PROMPT:
Gather each line in the entries that includes the string "object".

--- DATA SUPPLIED ---

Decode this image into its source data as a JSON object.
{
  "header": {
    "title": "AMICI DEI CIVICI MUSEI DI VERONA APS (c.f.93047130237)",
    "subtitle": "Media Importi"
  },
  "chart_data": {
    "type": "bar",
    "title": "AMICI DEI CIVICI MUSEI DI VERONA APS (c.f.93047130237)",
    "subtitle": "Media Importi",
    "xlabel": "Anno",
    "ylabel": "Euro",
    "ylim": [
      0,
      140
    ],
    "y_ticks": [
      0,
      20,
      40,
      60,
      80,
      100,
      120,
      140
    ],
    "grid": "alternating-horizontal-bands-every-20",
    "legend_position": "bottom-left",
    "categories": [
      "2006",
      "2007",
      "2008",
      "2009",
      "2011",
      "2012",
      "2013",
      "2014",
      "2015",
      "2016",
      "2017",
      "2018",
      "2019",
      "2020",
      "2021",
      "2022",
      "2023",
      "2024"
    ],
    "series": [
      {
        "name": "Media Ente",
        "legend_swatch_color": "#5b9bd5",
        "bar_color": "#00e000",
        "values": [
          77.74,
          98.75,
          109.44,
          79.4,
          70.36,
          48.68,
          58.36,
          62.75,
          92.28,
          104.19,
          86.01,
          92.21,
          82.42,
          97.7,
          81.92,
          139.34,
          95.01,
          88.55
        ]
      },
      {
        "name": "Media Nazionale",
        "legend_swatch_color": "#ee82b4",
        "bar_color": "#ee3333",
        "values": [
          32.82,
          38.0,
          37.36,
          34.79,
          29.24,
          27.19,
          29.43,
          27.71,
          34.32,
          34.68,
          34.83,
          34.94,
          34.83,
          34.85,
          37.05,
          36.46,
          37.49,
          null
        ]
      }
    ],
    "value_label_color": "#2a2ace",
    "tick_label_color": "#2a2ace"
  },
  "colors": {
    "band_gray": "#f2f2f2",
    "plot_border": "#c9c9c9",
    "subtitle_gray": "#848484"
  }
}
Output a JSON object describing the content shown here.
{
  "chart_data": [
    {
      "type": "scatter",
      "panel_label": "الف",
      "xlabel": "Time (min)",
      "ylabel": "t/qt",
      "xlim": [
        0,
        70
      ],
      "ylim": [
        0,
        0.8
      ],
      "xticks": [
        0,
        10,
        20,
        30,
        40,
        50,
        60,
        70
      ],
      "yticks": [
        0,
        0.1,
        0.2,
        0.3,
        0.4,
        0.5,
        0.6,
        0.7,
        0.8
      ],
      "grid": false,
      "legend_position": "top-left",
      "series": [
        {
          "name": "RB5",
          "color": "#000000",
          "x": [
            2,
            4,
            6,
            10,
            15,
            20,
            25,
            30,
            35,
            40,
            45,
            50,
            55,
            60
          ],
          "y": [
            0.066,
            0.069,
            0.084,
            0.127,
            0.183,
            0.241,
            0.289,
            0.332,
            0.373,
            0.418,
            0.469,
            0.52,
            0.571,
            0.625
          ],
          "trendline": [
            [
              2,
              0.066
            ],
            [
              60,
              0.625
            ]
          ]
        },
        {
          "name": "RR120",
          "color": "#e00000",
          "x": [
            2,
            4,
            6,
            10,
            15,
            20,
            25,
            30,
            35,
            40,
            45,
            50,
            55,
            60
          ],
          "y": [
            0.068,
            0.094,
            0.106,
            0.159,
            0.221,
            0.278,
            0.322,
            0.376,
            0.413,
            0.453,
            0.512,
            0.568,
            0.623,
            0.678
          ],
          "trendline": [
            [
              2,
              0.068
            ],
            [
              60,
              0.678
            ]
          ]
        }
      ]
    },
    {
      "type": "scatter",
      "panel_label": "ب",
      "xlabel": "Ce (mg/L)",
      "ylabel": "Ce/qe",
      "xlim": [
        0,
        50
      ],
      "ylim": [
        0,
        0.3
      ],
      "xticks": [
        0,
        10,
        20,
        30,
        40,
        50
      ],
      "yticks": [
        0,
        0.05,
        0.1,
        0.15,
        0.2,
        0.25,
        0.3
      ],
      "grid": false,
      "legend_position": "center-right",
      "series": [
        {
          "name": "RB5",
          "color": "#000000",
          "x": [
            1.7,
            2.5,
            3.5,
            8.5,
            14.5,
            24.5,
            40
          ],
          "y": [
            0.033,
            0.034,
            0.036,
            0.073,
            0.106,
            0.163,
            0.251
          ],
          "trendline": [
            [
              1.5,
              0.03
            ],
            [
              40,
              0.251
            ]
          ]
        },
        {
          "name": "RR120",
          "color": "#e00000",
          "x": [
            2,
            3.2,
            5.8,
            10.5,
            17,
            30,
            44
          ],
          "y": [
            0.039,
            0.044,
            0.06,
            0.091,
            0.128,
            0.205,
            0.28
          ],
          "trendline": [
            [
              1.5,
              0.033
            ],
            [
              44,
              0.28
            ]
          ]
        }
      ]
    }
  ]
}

---

WRITTEN REPLY:
Decode this image into its source data as a JSON object.
Output a JSON object describing the content shown here.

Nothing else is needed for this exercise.